Emotional conversation gives the manually specified label preset as the emotion generated in the response (Zhou et al., 2018; Wei et al., 2019; Peng et al., 2022). Instead of giving a predefined emotion label, empathetic conversation (Chen et al., 2022; Kim et al., 2022) involves cognitive and affective empathy (Davis, 1983) and aims to fully understand the interlocutor’s situation and feelings and respond empathically (Keskin, 2014; Zheng et al., 2021b). For one thing, most existing works only focus on the affective aspect of empathy and make efforts to detect contextual emotion (Rashkin et al., 2019; Lin et al., 2019; Majumder et al., 2020; Li et al., 2020, 2022) while ignoring the cognitive aspect. For another, some research utilizes commonsense as cognition to refine empathetic considerations (Sabour et al., 2022). However, the relatively independent modeling between the two aspects (i.e., cognition and affection) violates their interrelated characteristics.

### 2.2 Commonsense & Concept Knowledge

As a commonsense knowledge base, ATOMIC (Sap et al., 2019) focuses on inferential knowledge organized as typed *if-then* relations. Six commonsense reasoning relations are defined for the person involved in an event, four of which are used to reason commonsense cognitions of a given event, i.e., PersonX’s intent before the event (*xIntent*), what PersonX need to do before the event (*xNeed*), what PersonX want after the event (*xWant*), and the effect of the event on PersonX (*xEffect*). Each commonsense cognition is aligned with user’s emotional reaction to the situation implied in the dialogue inferred by *xReact* (i.e., PersonX’s reaction to the event) in our approach. To obtain inferential commonsense knowledge, we use COMET (Bosselut et al., 2019), a pretrained generative model, to generate rich commonsense statements.Figure 2: The architecture of the proposed CASE model.

## GIVEN DATA
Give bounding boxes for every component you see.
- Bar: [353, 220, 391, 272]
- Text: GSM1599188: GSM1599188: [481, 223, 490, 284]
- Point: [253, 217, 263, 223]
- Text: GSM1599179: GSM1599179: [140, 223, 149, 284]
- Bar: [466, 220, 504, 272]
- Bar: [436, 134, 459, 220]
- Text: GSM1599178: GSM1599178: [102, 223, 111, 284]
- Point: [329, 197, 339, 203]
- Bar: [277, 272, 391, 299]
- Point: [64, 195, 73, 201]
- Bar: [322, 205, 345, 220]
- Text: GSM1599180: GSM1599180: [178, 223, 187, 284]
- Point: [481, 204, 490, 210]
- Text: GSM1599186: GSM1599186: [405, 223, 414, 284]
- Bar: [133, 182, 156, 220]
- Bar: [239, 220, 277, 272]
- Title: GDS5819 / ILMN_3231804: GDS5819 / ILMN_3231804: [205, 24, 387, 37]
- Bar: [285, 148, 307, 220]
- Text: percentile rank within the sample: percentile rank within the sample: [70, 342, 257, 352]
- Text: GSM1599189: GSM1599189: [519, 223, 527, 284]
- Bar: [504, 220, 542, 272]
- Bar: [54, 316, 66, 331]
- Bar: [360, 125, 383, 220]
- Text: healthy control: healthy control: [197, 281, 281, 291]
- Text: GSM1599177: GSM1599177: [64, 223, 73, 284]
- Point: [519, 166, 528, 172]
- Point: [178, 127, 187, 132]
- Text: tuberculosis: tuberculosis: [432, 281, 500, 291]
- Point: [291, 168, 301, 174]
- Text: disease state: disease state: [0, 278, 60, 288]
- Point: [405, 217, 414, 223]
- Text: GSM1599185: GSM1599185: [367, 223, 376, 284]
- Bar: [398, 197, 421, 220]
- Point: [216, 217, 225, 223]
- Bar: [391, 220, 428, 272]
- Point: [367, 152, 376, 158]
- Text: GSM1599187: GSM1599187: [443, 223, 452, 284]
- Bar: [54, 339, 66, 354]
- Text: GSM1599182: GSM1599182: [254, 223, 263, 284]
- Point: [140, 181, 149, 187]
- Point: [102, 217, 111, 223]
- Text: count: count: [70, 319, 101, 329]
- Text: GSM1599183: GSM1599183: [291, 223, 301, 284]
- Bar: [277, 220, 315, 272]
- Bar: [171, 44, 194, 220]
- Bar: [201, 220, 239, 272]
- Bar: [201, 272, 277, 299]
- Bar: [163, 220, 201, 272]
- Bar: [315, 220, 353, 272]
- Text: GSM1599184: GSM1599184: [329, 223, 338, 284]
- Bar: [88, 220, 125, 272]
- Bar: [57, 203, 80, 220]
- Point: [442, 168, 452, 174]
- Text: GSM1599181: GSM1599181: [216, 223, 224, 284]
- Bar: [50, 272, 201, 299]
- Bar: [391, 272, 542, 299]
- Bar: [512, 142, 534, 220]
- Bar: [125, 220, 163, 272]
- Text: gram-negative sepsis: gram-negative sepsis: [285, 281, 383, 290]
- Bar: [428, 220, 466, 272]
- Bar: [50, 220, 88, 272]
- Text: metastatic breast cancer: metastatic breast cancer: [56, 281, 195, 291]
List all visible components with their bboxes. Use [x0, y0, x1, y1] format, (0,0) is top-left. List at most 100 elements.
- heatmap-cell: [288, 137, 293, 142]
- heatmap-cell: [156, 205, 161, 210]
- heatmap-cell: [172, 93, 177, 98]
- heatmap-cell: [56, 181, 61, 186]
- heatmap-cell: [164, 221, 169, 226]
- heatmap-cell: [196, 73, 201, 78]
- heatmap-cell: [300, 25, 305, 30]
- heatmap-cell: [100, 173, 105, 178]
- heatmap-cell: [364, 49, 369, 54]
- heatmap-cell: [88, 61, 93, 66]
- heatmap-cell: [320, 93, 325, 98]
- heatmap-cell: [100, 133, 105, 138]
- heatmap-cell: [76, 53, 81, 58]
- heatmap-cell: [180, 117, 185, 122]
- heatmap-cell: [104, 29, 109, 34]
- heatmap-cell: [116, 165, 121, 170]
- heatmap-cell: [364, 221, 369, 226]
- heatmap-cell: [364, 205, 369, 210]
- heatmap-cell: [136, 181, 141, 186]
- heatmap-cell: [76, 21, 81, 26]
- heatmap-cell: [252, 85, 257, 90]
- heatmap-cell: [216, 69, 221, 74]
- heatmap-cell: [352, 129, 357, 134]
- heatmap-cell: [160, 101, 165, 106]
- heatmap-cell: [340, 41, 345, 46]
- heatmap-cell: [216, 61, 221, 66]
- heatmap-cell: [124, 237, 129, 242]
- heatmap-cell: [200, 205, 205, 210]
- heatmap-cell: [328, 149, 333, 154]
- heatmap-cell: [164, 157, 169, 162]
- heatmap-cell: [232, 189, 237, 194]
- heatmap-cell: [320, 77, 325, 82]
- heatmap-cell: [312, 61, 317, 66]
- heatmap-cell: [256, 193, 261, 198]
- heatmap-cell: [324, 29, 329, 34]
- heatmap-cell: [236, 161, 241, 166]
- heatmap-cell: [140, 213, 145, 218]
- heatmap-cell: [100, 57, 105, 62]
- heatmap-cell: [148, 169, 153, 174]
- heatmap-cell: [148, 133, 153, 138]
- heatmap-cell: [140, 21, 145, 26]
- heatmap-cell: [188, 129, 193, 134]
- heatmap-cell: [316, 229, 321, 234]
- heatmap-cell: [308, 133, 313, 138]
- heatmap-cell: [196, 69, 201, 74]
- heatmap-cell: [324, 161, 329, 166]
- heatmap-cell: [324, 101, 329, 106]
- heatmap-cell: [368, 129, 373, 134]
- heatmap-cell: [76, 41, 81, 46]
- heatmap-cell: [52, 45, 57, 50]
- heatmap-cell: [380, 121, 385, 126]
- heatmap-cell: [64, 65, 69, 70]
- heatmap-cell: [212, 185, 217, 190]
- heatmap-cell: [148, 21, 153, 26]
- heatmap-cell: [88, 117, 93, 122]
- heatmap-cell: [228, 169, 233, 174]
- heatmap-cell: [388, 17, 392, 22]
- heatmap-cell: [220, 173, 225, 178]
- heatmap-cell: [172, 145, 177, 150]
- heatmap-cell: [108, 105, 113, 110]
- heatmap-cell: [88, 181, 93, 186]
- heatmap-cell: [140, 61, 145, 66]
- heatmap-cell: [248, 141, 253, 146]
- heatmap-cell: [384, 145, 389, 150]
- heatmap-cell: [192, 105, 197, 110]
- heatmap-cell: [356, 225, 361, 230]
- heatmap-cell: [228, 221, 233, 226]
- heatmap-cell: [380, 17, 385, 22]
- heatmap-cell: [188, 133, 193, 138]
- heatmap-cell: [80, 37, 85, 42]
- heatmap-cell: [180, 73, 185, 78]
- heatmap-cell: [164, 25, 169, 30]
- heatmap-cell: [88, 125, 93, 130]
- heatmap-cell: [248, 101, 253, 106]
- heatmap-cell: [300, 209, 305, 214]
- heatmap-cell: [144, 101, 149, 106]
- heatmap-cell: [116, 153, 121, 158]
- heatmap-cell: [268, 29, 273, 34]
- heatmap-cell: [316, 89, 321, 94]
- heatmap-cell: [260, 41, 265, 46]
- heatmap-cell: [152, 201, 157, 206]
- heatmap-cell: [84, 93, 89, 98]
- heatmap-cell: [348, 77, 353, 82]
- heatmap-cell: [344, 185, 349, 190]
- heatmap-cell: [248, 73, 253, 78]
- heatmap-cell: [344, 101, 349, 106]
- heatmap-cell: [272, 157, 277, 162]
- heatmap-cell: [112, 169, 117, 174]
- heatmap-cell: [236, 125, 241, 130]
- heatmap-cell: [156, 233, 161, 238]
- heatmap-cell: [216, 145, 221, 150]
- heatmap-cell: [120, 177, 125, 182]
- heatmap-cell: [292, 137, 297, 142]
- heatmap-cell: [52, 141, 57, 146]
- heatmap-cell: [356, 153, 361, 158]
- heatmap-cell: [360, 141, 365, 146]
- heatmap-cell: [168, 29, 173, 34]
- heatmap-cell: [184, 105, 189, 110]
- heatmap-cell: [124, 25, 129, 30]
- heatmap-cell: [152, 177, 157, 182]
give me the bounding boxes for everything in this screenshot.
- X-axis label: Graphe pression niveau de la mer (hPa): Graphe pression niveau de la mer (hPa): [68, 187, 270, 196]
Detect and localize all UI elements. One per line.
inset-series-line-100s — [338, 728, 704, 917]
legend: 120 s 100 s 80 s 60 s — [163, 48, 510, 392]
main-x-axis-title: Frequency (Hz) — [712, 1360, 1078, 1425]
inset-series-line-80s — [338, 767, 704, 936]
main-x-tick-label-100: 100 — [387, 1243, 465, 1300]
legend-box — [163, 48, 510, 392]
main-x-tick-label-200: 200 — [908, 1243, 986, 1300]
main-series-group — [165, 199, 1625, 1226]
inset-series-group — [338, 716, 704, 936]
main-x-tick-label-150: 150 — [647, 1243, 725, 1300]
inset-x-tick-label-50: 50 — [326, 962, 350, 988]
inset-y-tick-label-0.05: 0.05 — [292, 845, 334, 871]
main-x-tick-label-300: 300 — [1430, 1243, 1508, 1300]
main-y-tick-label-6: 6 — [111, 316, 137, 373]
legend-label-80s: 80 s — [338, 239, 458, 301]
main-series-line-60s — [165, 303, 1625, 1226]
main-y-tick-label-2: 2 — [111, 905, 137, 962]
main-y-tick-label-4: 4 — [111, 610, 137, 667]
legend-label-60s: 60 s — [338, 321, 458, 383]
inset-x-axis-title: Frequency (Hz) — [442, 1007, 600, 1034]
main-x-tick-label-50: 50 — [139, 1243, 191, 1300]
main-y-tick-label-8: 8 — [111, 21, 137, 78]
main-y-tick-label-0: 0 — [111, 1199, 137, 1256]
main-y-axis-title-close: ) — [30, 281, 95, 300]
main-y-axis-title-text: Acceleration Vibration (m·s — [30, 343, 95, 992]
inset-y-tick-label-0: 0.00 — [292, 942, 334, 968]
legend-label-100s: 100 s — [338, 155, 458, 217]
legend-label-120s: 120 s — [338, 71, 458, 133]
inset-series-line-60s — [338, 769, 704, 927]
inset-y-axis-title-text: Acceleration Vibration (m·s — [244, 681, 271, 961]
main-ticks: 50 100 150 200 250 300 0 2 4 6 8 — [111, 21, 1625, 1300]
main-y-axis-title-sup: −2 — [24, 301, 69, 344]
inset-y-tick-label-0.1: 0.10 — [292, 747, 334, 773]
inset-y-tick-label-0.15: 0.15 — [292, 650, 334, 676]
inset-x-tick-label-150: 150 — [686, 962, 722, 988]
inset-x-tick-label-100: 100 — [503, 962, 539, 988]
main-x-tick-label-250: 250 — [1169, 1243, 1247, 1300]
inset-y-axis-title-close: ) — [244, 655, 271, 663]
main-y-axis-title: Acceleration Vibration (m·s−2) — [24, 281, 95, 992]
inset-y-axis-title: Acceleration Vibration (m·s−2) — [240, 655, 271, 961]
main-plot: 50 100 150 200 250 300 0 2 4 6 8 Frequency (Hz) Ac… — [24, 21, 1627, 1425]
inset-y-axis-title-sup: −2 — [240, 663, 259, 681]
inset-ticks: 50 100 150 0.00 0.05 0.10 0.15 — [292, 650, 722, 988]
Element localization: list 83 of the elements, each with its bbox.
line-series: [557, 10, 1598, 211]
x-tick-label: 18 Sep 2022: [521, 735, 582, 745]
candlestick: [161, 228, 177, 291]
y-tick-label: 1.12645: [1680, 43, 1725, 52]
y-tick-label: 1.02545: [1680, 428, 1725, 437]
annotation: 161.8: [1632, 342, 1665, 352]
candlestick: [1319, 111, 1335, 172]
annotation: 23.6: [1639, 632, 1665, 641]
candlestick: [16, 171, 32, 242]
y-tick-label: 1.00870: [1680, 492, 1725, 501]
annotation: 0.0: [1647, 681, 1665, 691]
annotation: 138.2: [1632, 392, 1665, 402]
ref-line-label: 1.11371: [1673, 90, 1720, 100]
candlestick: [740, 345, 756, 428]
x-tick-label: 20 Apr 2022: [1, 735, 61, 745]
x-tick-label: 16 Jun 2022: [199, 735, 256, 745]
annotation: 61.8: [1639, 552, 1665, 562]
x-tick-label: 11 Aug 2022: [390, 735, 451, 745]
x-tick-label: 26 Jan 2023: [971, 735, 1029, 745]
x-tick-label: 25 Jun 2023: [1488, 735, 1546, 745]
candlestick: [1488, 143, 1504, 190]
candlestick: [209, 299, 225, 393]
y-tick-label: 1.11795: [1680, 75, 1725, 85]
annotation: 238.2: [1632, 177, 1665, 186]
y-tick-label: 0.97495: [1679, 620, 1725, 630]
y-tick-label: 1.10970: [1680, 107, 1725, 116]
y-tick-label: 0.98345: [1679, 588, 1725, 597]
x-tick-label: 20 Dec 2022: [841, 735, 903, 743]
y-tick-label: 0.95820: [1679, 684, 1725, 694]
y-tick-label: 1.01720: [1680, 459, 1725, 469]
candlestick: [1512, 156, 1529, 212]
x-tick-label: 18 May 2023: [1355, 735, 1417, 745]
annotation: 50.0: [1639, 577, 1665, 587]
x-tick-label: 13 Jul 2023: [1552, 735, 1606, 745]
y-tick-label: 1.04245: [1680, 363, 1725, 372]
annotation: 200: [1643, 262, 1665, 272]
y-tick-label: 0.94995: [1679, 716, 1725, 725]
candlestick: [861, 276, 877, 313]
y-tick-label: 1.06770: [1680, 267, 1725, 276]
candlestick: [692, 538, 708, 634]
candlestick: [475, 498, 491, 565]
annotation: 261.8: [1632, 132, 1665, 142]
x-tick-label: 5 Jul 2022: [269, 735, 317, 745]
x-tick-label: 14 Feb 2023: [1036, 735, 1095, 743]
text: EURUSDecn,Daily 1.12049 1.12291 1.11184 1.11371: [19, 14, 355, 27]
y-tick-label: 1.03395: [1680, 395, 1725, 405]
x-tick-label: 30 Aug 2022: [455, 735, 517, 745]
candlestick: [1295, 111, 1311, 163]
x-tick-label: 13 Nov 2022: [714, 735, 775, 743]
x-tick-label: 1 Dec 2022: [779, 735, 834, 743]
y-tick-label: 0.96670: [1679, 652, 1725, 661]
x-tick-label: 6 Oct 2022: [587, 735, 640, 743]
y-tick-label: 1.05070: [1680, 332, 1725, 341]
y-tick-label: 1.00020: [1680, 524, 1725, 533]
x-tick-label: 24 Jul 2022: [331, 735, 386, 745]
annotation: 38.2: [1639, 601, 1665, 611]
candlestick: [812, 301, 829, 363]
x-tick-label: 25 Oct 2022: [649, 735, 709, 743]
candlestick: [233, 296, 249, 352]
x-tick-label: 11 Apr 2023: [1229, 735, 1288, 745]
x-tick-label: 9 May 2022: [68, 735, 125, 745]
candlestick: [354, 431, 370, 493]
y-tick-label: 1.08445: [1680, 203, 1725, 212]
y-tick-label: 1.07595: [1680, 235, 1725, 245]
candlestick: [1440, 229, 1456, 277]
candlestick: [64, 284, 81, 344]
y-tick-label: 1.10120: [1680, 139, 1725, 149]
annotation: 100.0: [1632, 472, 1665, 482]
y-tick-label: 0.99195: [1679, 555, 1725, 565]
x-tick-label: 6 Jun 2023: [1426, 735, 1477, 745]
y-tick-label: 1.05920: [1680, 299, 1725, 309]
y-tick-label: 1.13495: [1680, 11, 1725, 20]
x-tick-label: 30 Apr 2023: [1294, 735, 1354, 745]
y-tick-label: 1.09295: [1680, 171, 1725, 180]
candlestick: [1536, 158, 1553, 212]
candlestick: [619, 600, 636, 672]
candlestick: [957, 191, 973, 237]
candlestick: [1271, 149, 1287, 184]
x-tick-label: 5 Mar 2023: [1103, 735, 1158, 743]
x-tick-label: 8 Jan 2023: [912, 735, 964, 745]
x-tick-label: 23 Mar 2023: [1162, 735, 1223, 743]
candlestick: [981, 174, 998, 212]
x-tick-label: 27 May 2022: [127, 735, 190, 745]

## SET TASKS
(a) Lay out the entries as a JSON list of strings, one string per line and no blank lines. Include everything from the first line of the entries through the line containing "- Text: GSM1599183: GSM1599183: [291, 223, 301, 284]".
(b) Continue the passage on empathetic dialogue and commonsense knowledge, starting after its final sentence.

## RESPONSE LIST
(a)
[
  "Give bounding boxes for every component you see.",
  "- Bar: [353, 220, 391, 272]",
  "- Text: GSM1599188: GSM1599188: [481, 223, 490, 284]",
  "- Point: [253, 217, 263, 223]",
  "- Text: GSM1599179: GSM1599179: [140, 223, 149, 284]",
  "- Bar: [466, 220, 504, 272]",
  "- Bar: [436, 134, 459, 220]",
  "- Text: GSM1599178: GSM1599178: [102, 223, 111, 284]",
  "- Point: [329, 197, 339, 203]",
  "- Bar: [277, 272, 391, 299]",
  "- Point: [64, 195, 73, 201]",
  "- Bar: [322, 205, 345, 220]",
  "- Text: GSM1599180: GSM1599180: [178, 223, 187, 284]",
  "- Point: [481, 204, 490, 210]",
  "- Text: GSM1599186: GSM1599186: [405, 223, 414, 284]",
  "- Bar: [133, 182, 156, 220]",
  "- Bar: [239, 220, 277, 272]",
  "- Title: GDS5819 / ILMN_3231804: GDS5819 / ILMN_3231804: [205, 24, 387, 37]",
  "- Bar: [285, 148, 307, 220]",
  "- Text: percentile rank within the sample: percentile rank within the sample: [70, 342, 257, 352]",
  "- Text: GSM1599189: GSM1599189: [519, 223, 527, 284]",
  "- Bar: [504, 220, 542, 272]",
  "- Bar: [54, 316, 66, 331]",
  "- Bar: [360, 125, 383, 220]",
  "- Text: healthy control: healthy control: [197, 281, 281, 291]",
  "- Text: GSM1599177: GSM1599177: [64, 223, 73, 284]",
  "- Point: [519, 166, 528, 172]",
  "- Point: [178, 127, 187, 132]",
  "- Text: tuberculosis: tuberculosis: [432, 281, 500, 291]",
  "- Point: [291, 168, 301, 174]",
  "- Text: disease state: disease state: [0, 278, 60, 288]",
  "- Point: [405, 217, 414, 223]",
  "- Text: GSM1599185: GSM1599185: [367, 223, 376, 284]",
  "- Bar: [398, 197, 421, 220]",
  "- Point: [216, 217, 225, 223]",
  "- Bar: [391, 220, 428, 272]",
  "- Point: [367, 152, 376, 158]",
  "- Text: GSM1599187: GSM1599187: [443, 223, 452, 284]",
  "- Bar: [54, 339, 66, 354]",
  "- Text: GSM1599182: GSM1599182: [254, 223, 263, 284]",
  "- Point: [140, 181, 149, 187]",
  "- Point: [102, 217, 111, 223]",
  "- Text: count: count: [70, 319, 101, 329]",
  "- Text: GSM1599183: GSM1599183: [291, 223, 301, 284]"
]

(b)
Unlike commonsense knowledge that provides sentence-level commonsense expression, we adopt ConceptNet (Speer et al., 2017) as concept knowledge, which provides word-level human knowledge and is widely used in various NLP tasks (Zhang et al., 2020; Zhong et al., 2021; Zhou et al., 2021; Yang et al., 2022). Following Li et al. (2022), we use NRC\_VAD (Mohammad, 2018) to assign emotion intensity to concepts in ConceptNet (processing details are in Li et al. (2022)) severed to extract the contextual emotional state manifested in the context, and align it with contextual cognition.

### 3 Approach

CASE framework is in Fig. 2. The dialogue context  $X = [x_1, \dots, x_N]$  contains  $N$  utterances, where  $x_i$  denotes the  $i$ -th utterance. CASE contains three stages: (1) The graph encoding stage constructs and encodes heterogeneous commonsense cognition graph  $\mathcal{G}_{CS}$  and emotional concept graph  $\mathcal{G}_{EC}$  from the dialogue context  $X$ . (2) The coarse-to-fine alignment aligns coarse-grained (between contextual cognition and contextual emotional state) and fine-grained (between each specific cognition and corresponding emotional reaction) cognition and affection adopting MIM. (3) The empathy-aware decoder integrates the aligned cognition and affection to generate the response  $Y = [y_1, y_2, \dots, y_M]$  with empathetic and informative expressions.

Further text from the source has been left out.